JOB: Each line below is to be written out in full, exactly as shown.

Collected data entries
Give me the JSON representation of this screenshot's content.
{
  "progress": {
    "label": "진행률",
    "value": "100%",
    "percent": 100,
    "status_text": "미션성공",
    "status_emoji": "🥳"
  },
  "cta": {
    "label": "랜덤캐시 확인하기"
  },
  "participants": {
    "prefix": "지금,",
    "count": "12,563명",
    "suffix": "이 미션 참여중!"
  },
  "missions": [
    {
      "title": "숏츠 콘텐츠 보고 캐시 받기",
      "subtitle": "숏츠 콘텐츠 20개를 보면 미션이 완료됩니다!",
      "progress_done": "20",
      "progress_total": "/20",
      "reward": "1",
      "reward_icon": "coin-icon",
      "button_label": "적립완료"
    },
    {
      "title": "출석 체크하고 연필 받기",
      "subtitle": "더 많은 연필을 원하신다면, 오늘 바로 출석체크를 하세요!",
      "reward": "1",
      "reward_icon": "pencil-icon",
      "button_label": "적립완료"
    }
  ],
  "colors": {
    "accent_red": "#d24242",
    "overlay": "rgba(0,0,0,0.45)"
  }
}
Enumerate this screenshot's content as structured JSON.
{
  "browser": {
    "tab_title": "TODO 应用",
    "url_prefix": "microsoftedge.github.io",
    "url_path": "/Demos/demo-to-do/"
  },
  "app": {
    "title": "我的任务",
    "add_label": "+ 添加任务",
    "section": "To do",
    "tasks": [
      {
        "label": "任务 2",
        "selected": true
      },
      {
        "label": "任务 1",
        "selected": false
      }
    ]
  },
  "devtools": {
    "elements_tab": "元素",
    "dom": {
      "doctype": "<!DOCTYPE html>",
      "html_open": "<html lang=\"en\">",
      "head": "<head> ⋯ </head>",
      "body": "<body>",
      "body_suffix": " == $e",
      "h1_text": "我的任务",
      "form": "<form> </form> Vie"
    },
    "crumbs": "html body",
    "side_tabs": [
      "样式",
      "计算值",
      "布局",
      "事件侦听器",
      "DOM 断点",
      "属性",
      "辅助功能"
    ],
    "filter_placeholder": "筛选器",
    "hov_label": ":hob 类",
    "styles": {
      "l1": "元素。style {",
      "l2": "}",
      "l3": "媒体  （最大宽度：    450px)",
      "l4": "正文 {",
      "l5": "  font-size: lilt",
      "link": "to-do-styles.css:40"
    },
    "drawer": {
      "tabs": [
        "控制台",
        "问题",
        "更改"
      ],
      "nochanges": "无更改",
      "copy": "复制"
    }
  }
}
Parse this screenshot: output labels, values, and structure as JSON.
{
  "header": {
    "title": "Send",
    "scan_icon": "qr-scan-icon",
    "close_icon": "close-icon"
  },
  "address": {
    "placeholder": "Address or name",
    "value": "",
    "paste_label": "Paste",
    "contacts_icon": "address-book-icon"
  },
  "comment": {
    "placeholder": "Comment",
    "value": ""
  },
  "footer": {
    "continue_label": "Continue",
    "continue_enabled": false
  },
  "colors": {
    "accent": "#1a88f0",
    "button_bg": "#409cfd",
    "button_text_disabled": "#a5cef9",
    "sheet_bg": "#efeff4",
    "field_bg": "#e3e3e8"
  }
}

FINISHED EXERCISE:
Give me the JSON representation of this screenshot's content.
{
  "progress": {
    "label": "진행률",
    "value": "100%",
    "percent": 100,
    "status_text": "미션성공",
    "status_emoji": "🥳"
  },
  "cta": {
    "label": "랜덤캐시 확인하기"
  },
  "participants": {
    "prefix": "지금,",
    "count": "12,563명",
    "suffix": "이 미션 참여중!"
  },
  "missions": [
    {
      "title": "숏츠 콘텐츠 보고 캐시 받기",
      "subtitle": "숏츠 콘텐츠 20개를 보면 미션이 완료됩니다!",
      "progress_done": "20",
      "progress_total": "/20",
      "reward": "1",
      "reward_icon": "coin-icon",
      "button_label": "적립완료"
    },
    {
      "title": "출석 체크하고 연필 받기",
      "subtitle": "더 많은 연필을 원하신다면, 오늘 바로 출석체크를 하세요!",
      "reward": "1",
      "reward_icon": "pencil-icon",
      "button_label": "적립완료"
    }
  ],
  "colors": {
    "accent_red": "#d24242",
    "overlay": "rgba(0,0,0,0.45)"
  }
}
Enumerate this screenshot's content as structured JSON.
{
  "browser": {
    "tab_title": "TODO 应用",
    "url_prefix": "microsoftedge.github.io",
    "url_path": "/Demos/demo-to-do/"
  },
  "app": {
    "title": "我的任务",
    "add_label": "+ 添加任务",
    "section": "To do",
    "tasks": [
      {
        "label": "任务 2",
        "selected": true
      },
      {
        "label": "任务 1",
        "selected": false
      }
    ]
  },
  "devtools": {
    "elements_tab": "元素",
    "dom": {
      "doctype": "<!DOCTYPE html>",
      "html_open": "<html lang=\"en\">",
      "head": "<head> ⋯ </head>",
      "body": "<body>",
      "body_suffix": " == $e",
      "h1_text": "我的任务",
      "form": "<form> </form> Vie"
    },
    "crumbs": "html body",
    "side_tabs": [
      "样式",
      "计算值",
      "布局",
      "事件侦听器",
      "DOM 断点",
      "属性",
      "辅助功能"
    ],
    "filter_placeholder": "筛选器",
    "hov_label": ":hob 类",
    "styles": {
      "l1": "元素。style {",
      "l2": "}",
      "l3": "媒体  （最大宽度：    450px)",
      "l4": "正文 {",
      "l5": "  font-size: lilt",
      "link": "to-do-styles.css:40"
    },
    "drawer": {
      "tabs": [
        "控制台",
        "问题",
        "更改"
      ],
      "nochanges": "无更改",
      "copy": "复制"
    }
  }
}
Parse this screenshot: output labels, values, and structure as JSON.
{
  "header": {
    "title": "Send",
    "scan_icon": "qr-scan-icon",
    "close_icon": "close-icon"
  },
  "address": {
    "placeholder": "Address or name",
    "value": "",
    "paste_label": "Paste",
    "contacts_icon": "address-book-icon"
  },
  "comment": {
    "placeholder": "Comment",
    "value": ""
  },
  "footer": {
    "continue_label": "Continue",
    "continue_enabled": false
  },
  "colors": {
    "accent": "#1a88f0",
    "button_bg": "#409cfd",
    "button_text_disabled": "#a5cef9",
    "sheet_bg": "#efeff4",
    "field_bg": "#e3e3e8"
  }
}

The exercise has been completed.